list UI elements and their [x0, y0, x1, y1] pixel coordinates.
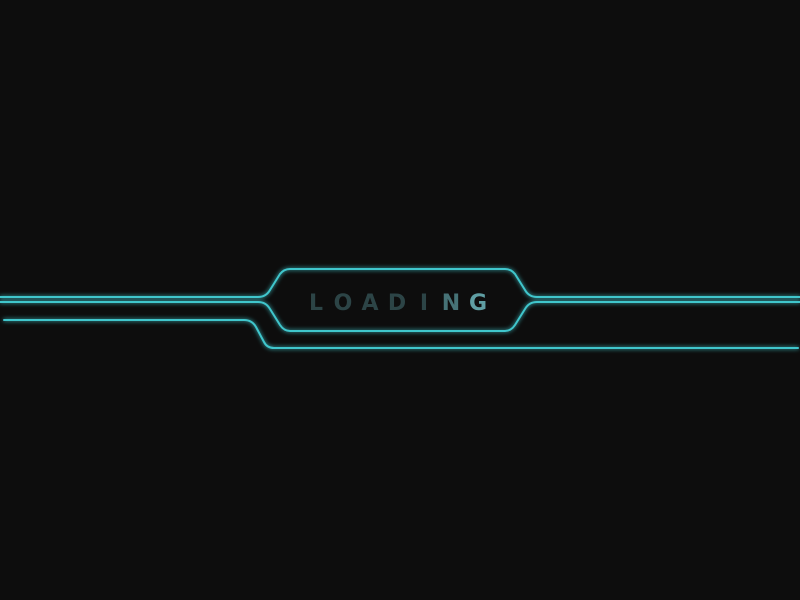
- loading-letter: L: [309, 291, 323, 316]
- loading-letter: A: [361, 291, 378, 316]
- neon-line-lower: [3, 319, 799, 349]
- loading-letter: G: [469, 291, 487, 316]
- loading-label: LOADING: [309, 291, 487, 316]
- loading-letter: D: [388, 291, 406, 316]
- loading-screen: LOADING: [0, 0, 800, 600]
- loading-letter: N: [442, 291, 460, 316]
- loading-letter: I: [420, 291, 428, 316]
- loading-graphic: LOADING: [0, 268, 800, 349]
- loading-letter: O: [334, 291, 353, 316]
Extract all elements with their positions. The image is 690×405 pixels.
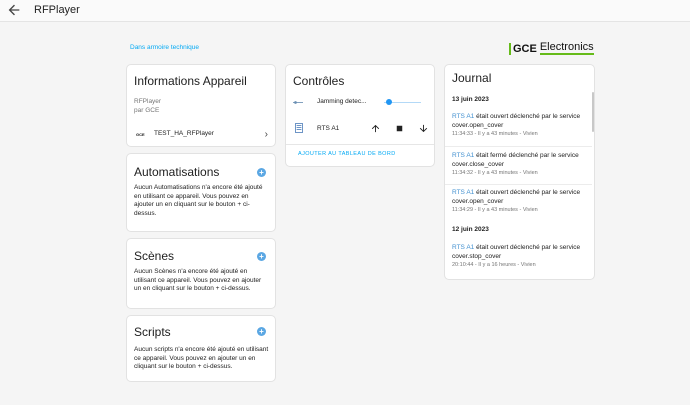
journal-entity-link[interactable]: RTS A1: [452, 113, 474, 120]
back-arrow-icon[interactable]: [6, 2, 22, 18]
jamming-slider-icon: [293, 101, 303, 104]
journal-entry-text: était fermé déclenché par le service: [474, 152, 579, 159]
arrow-down-icon[interactable]: [418, 123, 429, 134]
jamming-slider[interactable]: [384, 99, 421, 105]
logo-gce: GCE: [513, 42, 537, 55]
scripts-card: Scripts + Aucun scripts n'a encore été a…: [126, 315, 276, 382]
scripts-empty-text: Aucun scripts n'a encore été ajouté en u…: [134, 346, 269, 370]
jamming-label: Jamming detec...: [317, 98, 367, 105]
blind-icon: [295, 123, 303, 133]
area-link[interactable]: Dans armoire technique: [130, 44, 199, 51]
integration-link[interactable]: GCE TEST_HA_RFPlayer ›: [136, 128, 268, 140]
controls-title: Contrôles: [293, 74, 345, 88]
cover-label: RTS A1: [317, 125, 340, 132]
jamming-row: Jamming detec...: [293, 96, 429, 108]
device-info-card: Informations Appareil RFPlayer par GCE G…: [126, 64, 276, 147]
journal-date-heading: 12 juin 2023: [452, 226, 489, 233]
journal-entry-meta: 11:34:33 - Il y a 43 minutes - Vivien: [452, 131, 538, 137]
logo-electronics: Electronics: [539, 41, 594, 55]
add-to-dashboard-button[interactable]: AJOUTER AU TABLEAU DE BORD: [298, 151, 396, 157]
journal-divider: [445, 146, 592, 147]
journal-entry-service: cover.open_cover: [452, 198, 504, 205]
add-scene-button[interactable]: +: [257, 252, 266, 261]
scenes-title: Scènes: [134, 249, 175, 263]
controls-divider: [286, 144, 434, 145]
journal-entry-text: était ouvert déclenché par le service: [474, 244, 581, 251]
device-info-title: Informations Appareil: [134, 74, 247, 88]
scripts-title: Scripts: [134, 325, 171, 339]
journal-entry-text: était ouvert déclenché par le service: [474, 189, 581, 196]
scenes-card: Scènes + Aucun Scènes n'a encore été ajo…: [126, 238, 276, 309]
integration-label: TEST_HA_RFPlayer: [154, 129, 214, 137]
stop-icon[interactable]: [394, 123, 405, 134]
add-script-button[interactable]: +: [257, 327, 266, 336]
journal-entry-meta: 11:34:32 - Il y a 43 minutes - Vivien: [452, 170, 538, 176]
journal-entry-meta: 11:34:29 - Il y a 43 minutes - Vivien: [452, 207, 538, 213]
jamming-slider-knob[interactable]: [385, 99, 392, 105]
device-manufacturer: par GCE: [134, 106, 160, 114]
gce-badge-icon: GCE: [136, 131, 145, 137]
chevron-right-icon: ›: [264, 128, 268, 140]
brand-logo: GCE Electronics: [509, 42, 594, 55]
journal-date-heading: 13 juin 2023: [452, 96, 489, 103]
journal-card: Journal 13 juin 2023 RTS A1 était ouvert…: [444, 64, 595, 280]
controls-card: Contrôles Jamming detec... RTS A1 AJOUTE…: [285, 64, 435, 167]
scenes-empty-text: Aucun Scènes n'a encore été ajouté en ut…: [134, 268, 262, 292]
journal-entry-service: cover.close_cover: [452, 161, 505, 168]
device-details: RFPlayer par GCE: [134, 98, 161, 115]
journal-divider: [445, 184, 592, 185]
journal-entry-text: était ouvert déclenché par le service: [474, 113, 581, 120]
journal-entity-link[interactable]: RTS A1: [452, 244, 474, 251]
journal-entry: RTS A1 était ouvert déclenché par le ser…: [445, 112, 592, 138]
arrow-up-icon[interactable]: [370, 123, 381, 134]
automations-card: Automatisations + Aucun Automatisations …: [126, 153, 276, 232]
page-title: RFPlayer: [34, 4, 80, 16]
automations-title: Automatisations: [134, 165, 220, 179]
journal-entry: RTS A1 était fermé déclenché par le serv…: [445, 151, 592, 177]
journal-title: Journal: [452, 71, 492, 85]
device-model: RFPlayer: [134, 98, 162, 105]
journal-entity-link[interactable]: RTS A1: [452, 189, 474, 196]
top-app-bar: RFPlayer: [0, 0, 690, 22]
journal-entry-service: cover.open_cover: [452, 122, 504, 129]
add-automation-button[interactable]: +: [257, 168, 266, 177]
cover-row: RTS A1: [293, 122, 429, 136]
journal-entry: RTS A1 était ouvert déclenché par le ser…: [445, 243, 592, 269]
journal-entry: RTS A1 était ouvert déclenché par le ser…: [445, 188, 592, 214]
journal-entry-service: cover.stop_cover: [452, 253, 502, 260]
logo-bar: [509, 42, 511, 55]
automations-empty-text: Aucun Automatisations n'a encore été ajo…: [134, 184, 263, 217]
journal-entity-link[interactable]: RTS A1: [452, 152, 474, 159]
journal-scrollbar[interactable]: [592, 92, 594, 132]
journal-entry-meta: 20:10:44 - Il y a 16 heures - Vivien: [452, 262, 536, 268]
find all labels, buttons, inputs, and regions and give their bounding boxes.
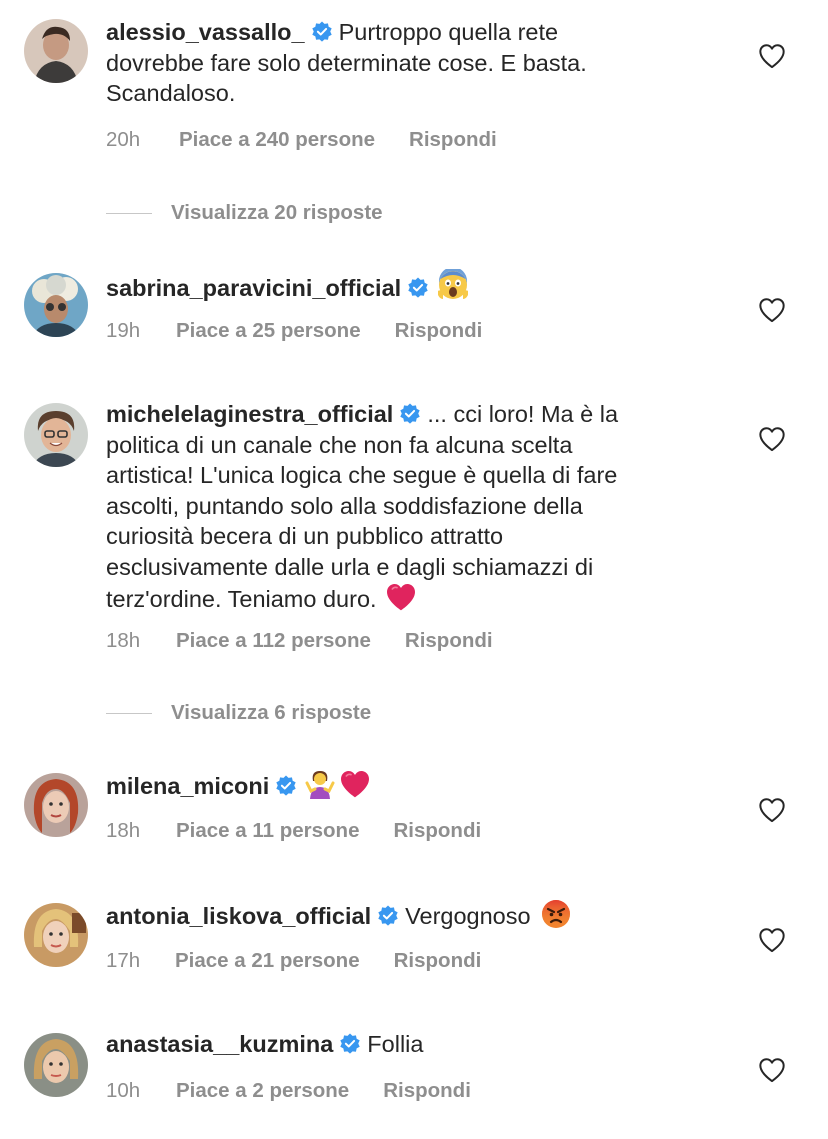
likes-count[interactable]: Piace a 112 persone xyxy=(176,629,371,653)
comment-body: milena_miconi xyxy=(106,769,706,802)
like-heart-icon[interactable] xyxy=(758,297,786,323)
comment-line: ... cci loro! Ma è la xyxy=(427,401,619,427)
username[interactable]: michelelaginestra_official xyxy=(106,401,393,427)
comment-line: artistica! L'unica logica che segue è qu… xyxy=(106,462,618,488)
likes-count[interactable]: Piace a 11 persone xyxy=(176,819,359,843)
divider xyxy=(106,212,152,214)
reply-button[interactable]: Rispondi xyxy=(383,1079,471,1103)
comment-meta: 18h Piace a 112 persone Rispondi xyxy=(106,629,493,653)
view-replies-button[interactable]: Visualizza 6 risposte xyxy=(106,701,371,725)
timestamp: 17h xyxy=(106,949,141,972)
verified-badge-icon xyxy=(311,21,333,43)
username[interactable]: milena_miconi xyxy=(106,773,269,799)
comment-meta: 19h Piace a 25 persone Rispondi xyxy=(106,319,482,343)
comment-line: Scandaloso. xyxy=(106,80,236,106)
timestamp: 18h xyxy=(106,819,141,842)
like-heart-icon[interactable] xyxy=(758,797,786,823)
comment-meta: 17h Piace a 21 persone Rispondi xyxy=(106,949,481,973)
angry-face-emoji-icon xyxy=(541,899,571,929)
comment-text: antonia_liskova_official Vergognoso xyxy=(106,899,706,932)
likes-count[interactable]: Piace a 21 persone xyxy=(175,949,360,973)
view-replies-button[interactable]: Visualizza 20 risposte xyxy=(106,201,383,225)
red-heart-emoji-icon xyxy=(385,582,417,612)
reply-button[interactable]: Rispondi xyxy=(409,128,497,152)
timestamp: 10h xyxy=(106,1079,141,1102)
reply-button[interactable]: Rispondi xyxy=(393,819,481,843)
verified-badge-icon xyxy=(407,277,429,299)
like-heart-icon[interactable] xyxy=(758,927,786,953)
comment-line: Purtroppo quella rete xyxy=(338,19,559,45)
reply-button[interactable]: Rispondi xyxy=(394,949,482,973)
comment-text: alessio_vassallo_ Purtroppo quella rete d… xyxy=(106,17,706,109)
comment-meta: 10h Piace a 2 persone Rispondi xyxy=(106,1079,471,1103)
timestamp: 18h xyxy=(106,629,141,652)
comment-body: sabrina_paravicini_official xyxy=(106,269,706,304)
verified-badge-icon xyxy=(275,775,297,797)
comment-body: anastasia__kuzmina Follia xyxy=(106,1029,706,1060)
comment-line: dovrebbe fare solo determinate cose. E b… xyxy=(106,49,587,76)
verified-badge-icon xyxy=(377,905,399,927)
comment-text-content: Follia xyxy=(367,1031,424,1057)
likes-count[interactable]: Piace a 240 persone xyxy=(179,128,375,152)
like-heart-icon[interactable] xyxy=(758,1057,786,1083)
reply-button[interactable]: Rispondi xyxy=(395,319,483,343)
shrug-woman-emoji-icon xyxy=(305,769,335,799)
divider xyxy=(106,712,152,714)
red-heart-emoji-icon xyxy=(339,769,371,799)
comment-line: terz'ordine. Teniamo duro. xyxy=(106,586,377,612)
view-replies-label: Visualizza 20 risposte xyxy=(171,201,383,224)
comment-body: antonia_liskova_official Vergognoso xyxy=(106,899,706,932)
comment-line: esclusivamente dalle urla e dagli schiam… xyxy=(106,553,594,580)
comment-text: sabrina_paravicini_official xyxy=(106,269,706,304)
comment-text: milena_miconi xyxy=(106,769,706,802)
likes-count[interactable]: Piace a 25 persone xyxy=(176,319,361,343)
verified-badge-icon xyxy=(339,1033,361,1055)
avatar[interactable] xyxy=(24,19,88,83)
avatar[interactable] xyxy=(24,773,88,837)
comment-text-content: Vergognoso xyxy=(405,903,531,929)
comment-meta: 20h Piace a 240 persone Rispondi xyxy=(106,128,497,152)
fear-scream-emoji-icon xyxy=(437,269,469,301)
comment-body: alessio_vassallo_ Purtroppo quella rete d… xyxy=(106,17,706,109)
avatar[interactable] xyxy=(24,1033,88,1097)
like-heart-icon[interactable] xyxy=(758,426,786,452)
likes-count[interactable]: Piace a 2 persone xyxy=(176,1079,349,1103)
timestamp: 19h xyxy=(106,319,141,342)
comment-meta: 18h Piace a 11 persone Rispondi xyxy=(106,819,481,843)
like-heart-icon[interactable] xyxy=(758,43,786,69)
avatar[interactable] xyxy=(24,903,88,967)
comment-text: michelelaginestra_official ... cci loro! … xyxy=(106,399,706,615)
comment-line: politica di un canale che non fa alcuna … xyxy=(106,431,573,458)
reply-button[interactable]: Rispondi xyxy=(405,629,493,653)
timestamp: 20h xyxy=(106,128,141,151)
avatar[interactable] xyxy=(24,273,88,337)
username[interactable]: sabrina_paravicini_official xyxy=(106,275,401,301)
username[interactable]: anastasia__kuzmina xyxy=(106,1031,333,1057)
view-replies-label: Visualizza 6 risposte xyxy=(171,701,372,724)
verified-badge-icon xyxy=(399,403,421,425)
comment-body: michelelaginestra_official ... cci loro! … xyxy=(106,399,706,615)
comment-text: anastasia__kuzmina Follia xyxy=(106,1029,706,1060)
comment-line: ascolti, puntando solo alla soddisfazion… xyxy=(106,492,583,519)
username[interactable]: antonia_liskova_official xyxy=(106,903,371,929)
username[interactable]: alessio_vassallo_ xyxy=(106,19,305,45)
avatar[interactable] xyxy=(24,403,88,467)
comment-line: curiosità becera di un pubblico attratto xyxy=(106,523,504,549)
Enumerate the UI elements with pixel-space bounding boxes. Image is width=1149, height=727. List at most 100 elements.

_Goal:_ Could you reproduce, word for word, the lines of the records from the line with "- loading-letter: L: [309, 291, 323, 316]" up to and including the line with "Extract all elements"?

_Response to this task:_
- loading-letter: L: [309, 291, 323, 316]
- loading-letter: A: [361, 291, 378, 316]
- neon-line-lower: [3, 319, 799, 349]
- loading-letter: G: [469, 291, 487, 316]
- loading-label: LOADING: [309, 291, 487, 316]
- loading-letter: D: [388, 291, 406, 316]
- loading-screen: LOADING: [0, 0, 800, 600]
- loading-letter: N: [442, 291, 460, 316]
- loading-letter: I: [420, 291, 428, 316]
- loading-graphic: LOADING: [0, 268, 800, 349]
- loading-letter: O: [334, 291, 353, 316]
Extract all elements with their positions. The image is 690×405 pixels.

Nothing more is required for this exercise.